Copy every line of the data exactly, leaving nothing out.

Start Records

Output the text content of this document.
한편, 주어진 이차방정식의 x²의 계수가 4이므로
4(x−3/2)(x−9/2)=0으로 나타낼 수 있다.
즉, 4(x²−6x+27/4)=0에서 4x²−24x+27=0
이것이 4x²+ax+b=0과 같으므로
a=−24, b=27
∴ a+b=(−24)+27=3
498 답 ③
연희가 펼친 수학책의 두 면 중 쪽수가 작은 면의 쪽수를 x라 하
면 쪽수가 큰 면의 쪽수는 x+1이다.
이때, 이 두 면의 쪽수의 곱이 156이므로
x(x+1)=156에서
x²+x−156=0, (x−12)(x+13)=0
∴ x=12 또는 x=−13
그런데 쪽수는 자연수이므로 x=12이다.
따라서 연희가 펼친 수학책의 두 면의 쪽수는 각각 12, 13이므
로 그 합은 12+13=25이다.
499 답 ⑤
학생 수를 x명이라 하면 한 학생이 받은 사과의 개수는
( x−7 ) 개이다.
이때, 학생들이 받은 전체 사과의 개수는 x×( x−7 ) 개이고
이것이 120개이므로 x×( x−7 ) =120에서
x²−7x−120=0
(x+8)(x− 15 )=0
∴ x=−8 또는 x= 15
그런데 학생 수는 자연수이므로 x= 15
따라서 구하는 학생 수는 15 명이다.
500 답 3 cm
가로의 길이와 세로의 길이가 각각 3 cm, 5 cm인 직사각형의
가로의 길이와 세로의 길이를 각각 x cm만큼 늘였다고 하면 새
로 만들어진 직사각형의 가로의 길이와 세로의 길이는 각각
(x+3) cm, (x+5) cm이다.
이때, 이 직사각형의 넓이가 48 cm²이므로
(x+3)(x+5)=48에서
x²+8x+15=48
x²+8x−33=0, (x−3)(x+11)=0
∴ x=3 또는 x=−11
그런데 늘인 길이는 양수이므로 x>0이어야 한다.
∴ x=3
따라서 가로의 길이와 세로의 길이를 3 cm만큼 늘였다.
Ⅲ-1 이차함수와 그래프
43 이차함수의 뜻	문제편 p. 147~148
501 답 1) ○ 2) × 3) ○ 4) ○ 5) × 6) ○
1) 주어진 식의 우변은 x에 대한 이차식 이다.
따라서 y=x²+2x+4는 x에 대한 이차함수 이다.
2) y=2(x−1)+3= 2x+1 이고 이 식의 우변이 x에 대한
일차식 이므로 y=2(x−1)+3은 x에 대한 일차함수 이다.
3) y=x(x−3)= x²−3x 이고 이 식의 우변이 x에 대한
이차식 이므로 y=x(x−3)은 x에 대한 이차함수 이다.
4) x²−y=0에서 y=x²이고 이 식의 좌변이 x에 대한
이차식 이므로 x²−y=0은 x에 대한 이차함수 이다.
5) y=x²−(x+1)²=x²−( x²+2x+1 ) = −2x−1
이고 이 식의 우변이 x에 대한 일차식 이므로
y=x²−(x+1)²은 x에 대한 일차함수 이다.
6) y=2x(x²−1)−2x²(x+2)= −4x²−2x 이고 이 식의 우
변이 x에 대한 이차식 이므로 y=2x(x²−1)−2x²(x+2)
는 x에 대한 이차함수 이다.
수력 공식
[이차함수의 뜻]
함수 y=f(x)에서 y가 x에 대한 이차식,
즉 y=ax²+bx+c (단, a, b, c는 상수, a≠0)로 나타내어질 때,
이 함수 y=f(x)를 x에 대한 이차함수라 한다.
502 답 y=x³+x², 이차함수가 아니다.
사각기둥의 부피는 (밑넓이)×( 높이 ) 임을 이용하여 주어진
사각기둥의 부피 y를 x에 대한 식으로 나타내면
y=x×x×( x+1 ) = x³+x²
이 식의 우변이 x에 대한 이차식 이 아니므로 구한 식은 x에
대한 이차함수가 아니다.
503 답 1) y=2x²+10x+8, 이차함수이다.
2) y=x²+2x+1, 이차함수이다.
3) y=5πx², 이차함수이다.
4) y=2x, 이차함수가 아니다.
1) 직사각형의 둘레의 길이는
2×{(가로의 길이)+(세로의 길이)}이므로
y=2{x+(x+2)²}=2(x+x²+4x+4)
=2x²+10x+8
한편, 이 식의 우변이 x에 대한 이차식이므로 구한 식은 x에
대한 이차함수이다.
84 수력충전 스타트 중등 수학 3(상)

End Records

## Exercise solution
Output the text content of this document.
한편, 주어진 이차방정식의 x²의 계수가 4이므로
4(x−3/2)(x−9/2)=0으로 나타낼 수 있다.
즉, 4(x²−6x+27/4)=0에서 4x²−24x+27=0
이것이 4x²+ax+b=0과 같으므로
a=−24, b=27
∴ a+b=(−24)+27=3
498 답 ③
연희가 펼친 수학책의 두 면 중 쪽수가 작은 면의 쪽수를 x라 하
면 쪽수가 큰 면의 쪽수는 x+1이다.
이때, 이 두 면의 쪽수의 곱이 156이므로
x(x+1)=156에서
x²+x−156=0, (x−12)(x+13)=0
∴ x=12 또는 x=−13
그런데 쪽수는 자연수이므로 x=12이다.
따라서 연희가 펼친 수학책의 두 면의 쪽수는 각각 12, 13이므
로 그 합은 12+13=25이다.
499 답 ⑤
학생 수를 x명이라 하면 한 학생이 받은 사과의 개수는
( x−7 ) 개이다.
이때, 학생들이 받은 전체 사과의 개수는 x×( x−7 ) 개이고
이것이 120개이므로 x×( x−7 ) =120에서
x²−7x−120=0
(x+8)(x− 15 )=0
∴ x=−8 또는 x= 15
그런데 학생 수는 자연수이므로 x= 15
따라서 구하는 학생 수는 15 명이다.
500 답 3 cm
가로의 길이와 세로의 길이가 각각 3 cm, 5 cm인 직사각형의
가로의 길이와 세로의 길이를 각각 x cm만큼 늘였다고 하면 새
로 만들어진 직사각형의 가로의 길이와 세로의 길이는 각각
(x+3) cm, (x+5) cm이다.
이때, 이 직사각형의 넓이가 48 cm²이므로
(x+3)(x+5)=48에서
x²+8x+15=48
x²+8x−33=0, (x−3)(x+11)=0
∴ x=3 또는 x=−11
그런데 늘인 길이는 양수이므로 x>0이어야 한다.
∴ x=3
따라서 가로의 길이와 세로의 길이를 3 cm만큼 늘였다.
Ⅲ-1 이차함수와 그래프
43 이차함수의 뜻	문제편 p. 147~148
501 답 1) ○ 2) × 3) ○ 4) ○ 5) × 6) ○
1) 주어진 식의 우변은 x에 대한 이차식 이다.
따라서 y=x²+2x+4는 x에 대한 이차함수 이다.
2) y=2(x−1)+3= 2x+1 이고 이 식의 우변이 x에 대한
일차식 이므로 y=2(x−1)+3은 x에 대한 일차함수 이다.
3) y=x(x−3)= x²−3x 이고 이 식의 우변이 x에 대한
이차식 이므로 y=x(x−3)은 x에 대한 이차함수 이다.
4) x²−y=0에서 y=x²이고 이 식의 좌변이 x에 대한
이차식 이므로 x²−y=0은 x에 대한 이차함수 이다.
5) y=x²−(x+1)²=x²−( x²+2x+1 ) = −2x−1
이고 이 식의 우변이 x에 대한 일차식 이므로
y=x²−(x+1)²은 x에 대한 일차함수 이다.
6) y=2x(x²−1)−2x²(x+2)= −4x²−2x 이고 이 식의 우
변이 x에 대한 이차식 이므로 y=2x(x²−1)−2x²(x+2)
는 x에 대한 이차함수 이다.
수력 공식
[이차함수의 뜻]
함수 y=f(x)에서 y가 x에 대한 이차식,
즉 y=ax²+bx+c (단, a, b, c는 상수, a≠0)로 나타내어질 때,
이 함수 y=f(x)를 x에 대한 이차함수라 한다.
502 답 y=x³+x², 이차함수가 아니다.
사각기둥의 부피는 (밑넓이)×( 높이 ) 임을 이용하여 주어진
사각기둥의 부피 y를 x에 대한 식으로 나타내면
y=x×x×( x+1 ) = x³+x²
이 식의 우변이 x에 대한 이차식 이 아니므로 구한 식은 x에
대한 이차함수가 아니다.
503 답 1) y=2x²+10x+8, 이차함수이다.
2) y=x²+2x+1, 이차함수이다.
3) y=5πx², 이차함수이다.
4) y=2x, 이차함수가 아니다.
1) 직사각형의 둘레의 길이는
2×{(가로의 길이)+(세로의 길이)}이므로
y=2{x+(x+2)²}=2(x+x²+4x+4)
=2x²+10x+8
한편, 이 식의 우변이 x에 대한 이차식이므로 구한 식은 x에
대한 이차함수이다.
84 수력충전 스타트 중등 수학 3(상)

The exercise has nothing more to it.